→ **Instructions to follow**
Write out all of the lines below, exactly and completely.

→ **Data rows**

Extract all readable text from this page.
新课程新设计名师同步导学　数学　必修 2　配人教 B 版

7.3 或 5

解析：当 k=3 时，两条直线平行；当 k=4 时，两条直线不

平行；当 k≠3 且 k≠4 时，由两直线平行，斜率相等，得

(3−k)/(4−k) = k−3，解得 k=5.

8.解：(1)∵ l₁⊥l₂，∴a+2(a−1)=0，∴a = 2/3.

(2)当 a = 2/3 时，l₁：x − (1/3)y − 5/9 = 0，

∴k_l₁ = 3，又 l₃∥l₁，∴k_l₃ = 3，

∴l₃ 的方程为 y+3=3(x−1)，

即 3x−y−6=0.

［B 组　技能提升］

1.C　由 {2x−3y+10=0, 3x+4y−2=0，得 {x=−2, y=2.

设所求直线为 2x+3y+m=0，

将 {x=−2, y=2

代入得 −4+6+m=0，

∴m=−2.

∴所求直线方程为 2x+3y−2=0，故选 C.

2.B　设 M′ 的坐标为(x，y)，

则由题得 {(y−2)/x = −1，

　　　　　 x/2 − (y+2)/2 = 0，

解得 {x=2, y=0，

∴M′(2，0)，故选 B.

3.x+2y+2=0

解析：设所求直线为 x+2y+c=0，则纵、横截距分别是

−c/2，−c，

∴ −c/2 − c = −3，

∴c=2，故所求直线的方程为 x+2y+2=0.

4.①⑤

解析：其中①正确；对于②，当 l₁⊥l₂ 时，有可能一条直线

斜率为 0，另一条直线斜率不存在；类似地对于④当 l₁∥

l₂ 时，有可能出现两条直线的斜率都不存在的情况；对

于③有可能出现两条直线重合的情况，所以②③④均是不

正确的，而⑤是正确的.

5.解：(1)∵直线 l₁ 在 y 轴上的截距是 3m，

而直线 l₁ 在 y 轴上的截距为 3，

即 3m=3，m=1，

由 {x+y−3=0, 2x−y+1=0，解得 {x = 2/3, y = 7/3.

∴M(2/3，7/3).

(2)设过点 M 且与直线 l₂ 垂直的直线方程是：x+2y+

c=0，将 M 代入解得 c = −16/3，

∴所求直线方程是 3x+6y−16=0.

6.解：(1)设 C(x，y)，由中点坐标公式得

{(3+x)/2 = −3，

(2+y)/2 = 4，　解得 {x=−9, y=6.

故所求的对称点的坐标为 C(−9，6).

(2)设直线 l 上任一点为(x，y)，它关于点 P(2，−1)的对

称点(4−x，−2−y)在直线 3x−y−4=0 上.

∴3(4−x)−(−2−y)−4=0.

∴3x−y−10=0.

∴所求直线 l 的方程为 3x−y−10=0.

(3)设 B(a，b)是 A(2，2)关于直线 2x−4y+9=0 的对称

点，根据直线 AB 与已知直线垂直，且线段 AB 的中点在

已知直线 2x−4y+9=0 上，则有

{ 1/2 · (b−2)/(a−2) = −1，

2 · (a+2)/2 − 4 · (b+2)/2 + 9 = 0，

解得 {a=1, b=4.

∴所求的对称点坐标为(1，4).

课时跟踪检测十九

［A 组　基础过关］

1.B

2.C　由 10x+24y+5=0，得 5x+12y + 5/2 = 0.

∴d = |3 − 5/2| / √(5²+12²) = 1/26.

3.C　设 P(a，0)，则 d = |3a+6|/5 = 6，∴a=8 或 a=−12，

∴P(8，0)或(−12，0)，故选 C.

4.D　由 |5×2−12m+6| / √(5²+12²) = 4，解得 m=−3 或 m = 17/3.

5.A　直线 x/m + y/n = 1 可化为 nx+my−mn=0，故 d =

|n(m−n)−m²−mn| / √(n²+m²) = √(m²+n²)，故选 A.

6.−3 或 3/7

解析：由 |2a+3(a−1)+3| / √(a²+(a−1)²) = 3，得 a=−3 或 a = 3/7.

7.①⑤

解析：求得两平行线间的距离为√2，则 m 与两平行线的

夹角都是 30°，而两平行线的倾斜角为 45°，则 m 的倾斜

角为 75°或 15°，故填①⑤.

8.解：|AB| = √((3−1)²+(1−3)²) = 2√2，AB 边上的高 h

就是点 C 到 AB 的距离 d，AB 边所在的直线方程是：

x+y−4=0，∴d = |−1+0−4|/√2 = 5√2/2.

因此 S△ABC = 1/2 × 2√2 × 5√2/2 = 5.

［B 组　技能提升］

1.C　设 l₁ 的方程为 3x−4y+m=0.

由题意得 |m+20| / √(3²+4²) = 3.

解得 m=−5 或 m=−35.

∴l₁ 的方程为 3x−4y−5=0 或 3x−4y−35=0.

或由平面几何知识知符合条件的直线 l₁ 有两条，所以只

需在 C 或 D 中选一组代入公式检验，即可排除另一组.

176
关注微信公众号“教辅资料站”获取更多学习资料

→ **Finished answer**
Extract all readable text from this page.
新课程新设计名师同步导学　数学　必修 2　配人教 B 版

7.3 或 5

解析：当 k=3 时，两条直线平行；当 k=4 时，两条直线不

平行；当 k≠3 且 k≠4 时，由两直线平行，斜率相等，得

(3−k)/(4−k) = k−3，解得 k=5.

8.解：(1)∵ l₁⊥l₂，∴a+2(a−1)=0，∴a = 2/3.

(2)当 a = 2/3 时，l₁：x − (1/3)y − 5/9 = 0，

∴k_l₁ = 3，又 l₃∥l₁，∴k_l₃ = 3，

∴l₃ 的方程为 y+3=3(x−1)，

即 3x−y−6=0.

［B 组　技能提升］

1.C　由 {2x−3y+10=0, 3x+4y−2=0，得 {x=−2, y=2.

设所求直线为 2x+3y+m=0，

将 {x=−2, y=2

代入得 −4+6+m=0，

∴m=−2.

∴所求直线方程为 2x+3y−2=0，故选 C.

2.B　设 M′ 的坐标为(x，y)，

则由题得 {(y−2)/x = −1，

　　　　　 x/2 − (y+2)/2 = 0，

解得 {x=2, y=0，

∴M′(2，0)，故选 B.

3.x+2y+2=0

解析：设所求直线为 x+2y+c=0，则纵、横截距分别是

−c/2，−c，

∴ −c/2 − c = −3，

∴c=2，故所求直线的方程为 x+2y+2=0.

4.①⑤

解析：其中①正确；对于②，当 l₁⊥l₂ 时，有可能一条直线

斜率为 0，另一条直线斜率不存在；类似地对于④当 l₁∥

l₂ 时，有可能出现两条直线的斜率都不存在的情况；对

于③有可能出现两条直线重合的情况，所以②③④均是不

正确的，而⑤是正确的.

5.解：(1)∵直线 l₁ 在 y 轴上的截距是 3m，

而直线 l₁ 在 y 轴上的截距为 3，

即 3m=3，m=1，

由 {x+y−3=0, 2x−y+1=0，解得 {x = 2/3, y = 7/3.

∴M(2/3，7/3).

(2)设过点 M 且与直线 l₂ 垂直的直线方程是：x+2y+

c=0，将 M 代入解得 c = −16/3，

∴所求直线方程是 3x+6y−16=0.

6.解：(1)设 C(x，y)，由中点坐标公式得

{(3+x)/2 = −3，

(2+y)/2 = 4，　解得 {x=−9, y=6.

故所求的对称点的坐标为 C(−9，6).

(2)设直线 l 上任一点为(x，y)，它关于点 P(2，−1)的对

称点(4−x，−2−y)在直线 3x−y−4=0 上.

∴3(4−x)−(−2−y)−4=0.

∴3x−y−10=0.

∴所求直线 l 的方程为 3x−y−10=0.

(3)设 B(a，b)是 A(2，2)关于直线 2x−4y+9=0 的对称

点，根据直线 AB 与已知直线垂直，且线段 AB 的中点在

已知直线 2x−4y+9=0 上，则有

{ 1/2 · (b−2)/(a−2) = −1，

2 · (a+2)/2 − 4 · (b+2)/2 + 9 = 0，

解得 {a=1, b=4.

∴所求的对称点坐标为(1，4).

课时跟踪检测十九

［A 组　基础过关］

1.B

2.C　由 10x+24y+5=0，得 5x+12y + 5/2 = 0.

∴d = |3 − 5/2| / √(5²+12²) = 1/26.

3.C　设 P(a，0)，则 d = |3a+6|/5 = 6，∴a=8 或 a=−12，

∴P(8，0)或(−12，0)，故选 C.

4.D　由 |5×2−12m+6| / √(5²+12²) = 4，解得 m=−3 或 m = 17/3.

5.A　直线 x/m + y/n = 1 可化为 nx+my−mn=0，故 d =

|n(m−n)−m²−mn| / √(n²+m²) = √(m²+n²)，故选 A.

6.−3 或 3/7

解析：由 |2a+3(a−1)+3| / √(a²+(a−1)²) = 3，得 a=−3 或 a = 3/7.

7.①⑤

解析：求得两平行线间的距离为√2，则 m 与两平行线的

夹角都是 30°，而两平行线的倾斜角为 45°，则 m 的倾斜

角为 75°或 15°，故填①⑤.

8.解：|AB| = √((3−1)²+(1−3)²) = 2√2，AB 边上的高 h

就是点 C 到 AB 的距离 d，AB 边所在的直线方程是：

x+y−4=0，∴d = |−1+0−4|/√2 = 5√2/2.

因此 S△ABC = 1/2 × 2√2 × 5√2/2 = 5.

［B 组　技能提升］

1.C　设 l₁ 的方程为 3x−4y+m=0.

由题意得 |m+20| / √(3²+4²) = 3.

解得 m=−5 或 m=−35.

∴l₁ 的方程为 3x−4y−5=0 或 3x−4y−35=0.

或由平面几何知识知符合条件的直线 l₁ 有两条，所以只

需在 C 或 D 中选一组代入公式检验，即可排除另一组.

176
关注微信公众号“教辅资料站”获取更多学习资料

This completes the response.